━━━ Data records

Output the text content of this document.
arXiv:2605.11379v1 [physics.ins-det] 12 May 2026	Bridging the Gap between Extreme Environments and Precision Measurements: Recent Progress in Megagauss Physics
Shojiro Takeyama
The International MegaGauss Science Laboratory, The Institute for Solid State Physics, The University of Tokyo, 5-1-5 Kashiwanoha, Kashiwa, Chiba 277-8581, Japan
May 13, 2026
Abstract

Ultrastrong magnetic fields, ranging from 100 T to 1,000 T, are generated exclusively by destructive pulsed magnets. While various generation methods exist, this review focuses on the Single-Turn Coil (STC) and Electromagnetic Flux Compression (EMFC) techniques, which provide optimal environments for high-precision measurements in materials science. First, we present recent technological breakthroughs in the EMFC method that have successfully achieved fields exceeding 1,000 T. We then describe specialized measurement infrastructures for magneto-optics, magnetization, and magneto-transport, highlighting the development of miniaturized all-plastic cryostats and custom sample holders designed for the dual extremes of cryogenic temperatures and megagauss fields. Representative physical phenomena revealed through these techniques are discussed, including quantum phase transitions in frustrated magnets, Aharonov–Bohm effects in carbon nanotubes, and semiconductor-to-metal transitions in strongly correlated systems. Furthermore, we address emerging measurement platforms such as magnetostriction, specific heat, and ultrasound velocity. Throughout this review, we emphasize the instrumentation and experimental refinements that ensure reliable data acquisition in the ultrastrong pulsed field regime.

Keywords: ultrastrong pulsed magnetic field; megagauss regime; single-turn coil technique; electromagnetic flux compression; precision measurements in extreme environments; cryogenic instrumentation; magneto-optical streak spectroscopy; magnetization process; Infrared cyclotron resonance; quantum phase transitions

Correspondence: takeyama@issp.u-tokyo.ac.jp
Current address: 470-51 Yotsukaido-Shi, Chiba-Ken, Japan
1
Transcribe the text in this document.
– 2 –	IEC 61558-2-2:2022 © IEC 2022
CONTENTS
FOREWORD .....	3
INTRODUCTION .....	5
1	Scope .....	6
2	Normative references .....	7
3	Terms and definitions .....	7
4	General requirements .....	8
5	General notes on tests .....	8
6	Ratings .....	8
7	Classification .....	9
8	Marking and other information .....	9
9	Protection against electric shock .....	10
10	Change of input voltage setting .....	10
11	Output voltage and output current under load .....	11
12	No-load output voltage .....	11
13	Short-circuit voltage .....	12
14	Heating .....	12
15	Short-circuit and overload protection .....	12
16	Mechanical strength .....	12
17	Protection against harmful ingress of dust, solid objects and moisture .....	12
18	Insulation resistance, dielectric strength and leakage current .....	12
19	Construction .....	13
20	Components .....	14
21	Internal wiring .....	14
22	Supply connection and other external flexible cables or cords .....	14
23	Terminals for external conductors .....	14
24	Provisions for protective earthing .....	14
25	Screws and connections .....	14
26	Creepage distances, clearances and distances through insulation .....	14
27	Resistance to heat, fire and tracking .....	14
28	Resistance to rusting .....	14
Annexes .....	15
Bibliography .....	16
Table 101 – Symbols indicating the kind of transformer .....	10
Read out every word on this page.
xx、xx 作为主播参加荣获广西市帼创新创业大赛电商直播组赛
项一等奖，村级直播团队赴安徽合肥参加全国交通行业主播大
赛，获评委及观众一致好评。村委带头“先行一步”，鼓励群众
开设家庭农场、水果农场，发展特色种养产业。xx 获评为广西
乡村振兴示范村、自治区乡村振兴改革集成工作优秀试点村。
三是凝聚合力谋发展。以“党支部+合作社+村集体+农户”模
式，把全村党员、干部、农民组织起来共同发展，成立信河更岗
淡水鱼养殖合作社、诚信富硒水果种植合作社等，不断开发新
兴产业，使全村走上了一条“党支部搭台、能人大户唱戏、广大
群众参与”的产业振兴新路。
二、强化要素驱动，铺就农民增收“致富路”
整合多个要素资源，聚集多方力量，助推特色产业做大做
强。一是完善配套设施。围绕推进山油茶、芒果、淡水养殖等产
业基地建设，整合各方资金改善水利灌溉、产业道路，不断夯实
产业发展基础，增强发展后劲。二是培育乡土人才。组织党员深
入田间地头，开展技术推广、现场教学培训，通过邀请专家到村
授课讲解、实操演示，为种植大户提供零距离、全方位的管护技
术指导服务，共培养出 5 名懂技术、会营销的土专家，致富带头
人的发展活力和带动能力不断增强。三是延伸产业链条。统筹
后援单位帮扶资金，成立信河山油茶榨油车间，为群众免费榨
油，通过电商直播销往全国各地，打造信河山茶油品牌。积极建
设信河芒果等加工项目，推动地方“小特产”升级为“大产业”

━━━━━━
━━━ Data records

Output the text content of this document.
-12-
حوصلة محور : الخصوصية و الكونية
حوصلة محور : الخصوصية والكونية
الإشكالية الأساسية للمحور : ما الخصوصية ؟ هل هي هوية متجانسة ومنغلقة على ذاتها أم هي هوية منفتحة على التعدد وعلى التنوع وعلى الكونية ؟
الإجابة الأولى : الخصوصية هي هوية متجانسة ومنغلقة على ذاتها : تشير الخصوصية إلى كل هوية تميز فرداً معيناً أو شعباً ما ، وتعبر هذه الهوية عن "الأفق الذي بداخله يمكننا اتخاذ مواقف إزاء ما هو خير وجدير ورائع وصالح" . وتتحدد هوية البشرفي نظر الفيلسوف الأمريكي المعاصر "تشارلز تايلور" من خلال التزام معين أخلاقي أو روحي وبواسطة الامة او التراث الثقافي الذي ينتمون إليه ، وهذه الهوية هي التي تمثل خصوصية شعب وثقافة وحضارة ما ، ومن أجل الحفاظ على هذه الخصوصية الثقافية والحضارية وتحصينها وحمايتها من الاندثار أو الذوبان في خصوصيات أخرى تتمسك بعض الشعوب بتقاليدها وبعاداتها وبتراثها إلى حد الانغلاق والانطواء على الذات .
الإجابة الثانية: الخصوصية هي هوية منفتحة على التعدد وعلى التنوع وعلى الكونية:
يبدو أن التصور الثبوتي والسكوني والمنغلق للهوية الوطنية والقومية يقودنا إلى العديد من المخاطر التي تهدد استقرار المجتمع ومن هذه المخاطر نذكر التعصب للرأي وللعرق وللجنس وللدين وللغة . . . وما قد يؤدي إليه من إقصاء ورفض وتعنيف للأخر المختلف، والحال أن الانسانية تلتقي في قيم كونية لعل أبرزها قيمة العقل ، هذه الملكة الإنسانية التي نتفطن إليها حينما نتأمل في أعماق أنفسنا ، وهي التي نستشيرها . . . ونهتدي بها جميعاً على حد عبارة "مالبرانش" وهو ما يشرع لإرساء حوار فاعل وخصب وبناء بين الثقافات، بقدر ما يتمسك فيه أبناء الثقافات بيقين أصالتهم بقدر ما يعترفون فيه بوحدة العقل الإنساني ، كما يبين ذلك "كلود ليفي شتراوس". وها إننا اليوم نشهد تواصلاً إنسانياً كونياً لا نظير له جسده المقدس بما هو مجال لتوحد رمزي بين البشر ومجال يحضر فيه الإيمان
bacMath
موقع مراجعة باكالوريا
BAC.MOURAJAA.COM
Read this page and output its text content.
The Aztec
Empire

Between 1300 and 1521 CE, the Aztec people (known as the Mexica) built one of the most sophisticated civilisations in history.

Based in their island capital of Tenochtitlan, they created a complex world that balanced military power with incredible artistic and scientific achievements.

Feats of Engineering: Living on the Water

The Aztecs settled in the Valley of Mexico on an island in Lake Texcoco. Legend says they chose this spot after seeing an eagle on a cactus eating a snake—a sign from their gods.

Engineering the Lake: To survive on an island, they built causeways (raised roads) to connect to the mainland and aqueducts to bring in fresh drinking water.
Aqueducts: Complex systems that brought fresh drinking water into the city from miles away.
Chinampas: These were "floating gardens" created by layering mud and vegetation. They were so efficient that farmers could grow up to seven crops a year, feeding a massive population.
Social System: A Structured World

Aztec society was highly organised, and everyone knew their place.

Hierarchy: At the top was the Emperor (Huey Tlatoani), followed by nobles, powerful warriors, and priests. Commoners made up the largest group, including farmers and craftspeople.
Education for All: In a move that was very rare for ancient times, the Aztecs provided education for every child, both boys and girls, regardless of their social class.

━━━━━━
━━━ Data records

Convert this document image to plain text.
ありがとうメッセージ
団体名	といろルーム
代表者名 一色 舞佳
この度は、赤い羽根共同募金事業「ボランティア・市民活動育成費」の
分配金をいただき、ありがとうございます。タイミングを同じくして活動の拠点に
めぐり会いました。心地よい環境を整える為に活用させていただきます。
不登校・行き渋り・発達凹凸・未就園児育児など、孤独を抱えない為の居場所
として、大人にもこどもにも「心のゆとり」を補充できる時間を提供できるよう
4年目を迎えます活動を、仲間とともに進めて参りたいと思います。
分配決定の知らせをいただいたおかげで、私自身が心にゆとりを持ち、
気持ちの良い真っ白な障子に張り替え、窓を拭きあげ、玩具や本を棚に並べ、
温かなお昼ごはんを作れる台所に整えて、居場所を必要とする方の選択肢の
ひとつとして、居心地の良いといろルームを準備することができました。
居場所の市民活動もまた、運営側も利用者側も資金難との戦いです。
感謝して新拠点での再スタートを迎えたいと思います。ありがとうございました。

━━━━━━

■ Problem requirements ■
Copy all lines from the material that include "Engineering".

■ In response ■
Feats of Engineering: Living on the Water
Engineering the Lake: To survive on an island, they built causeways (raised roads) to connect to the mainland and aqueducts to bring in fresh drinking water.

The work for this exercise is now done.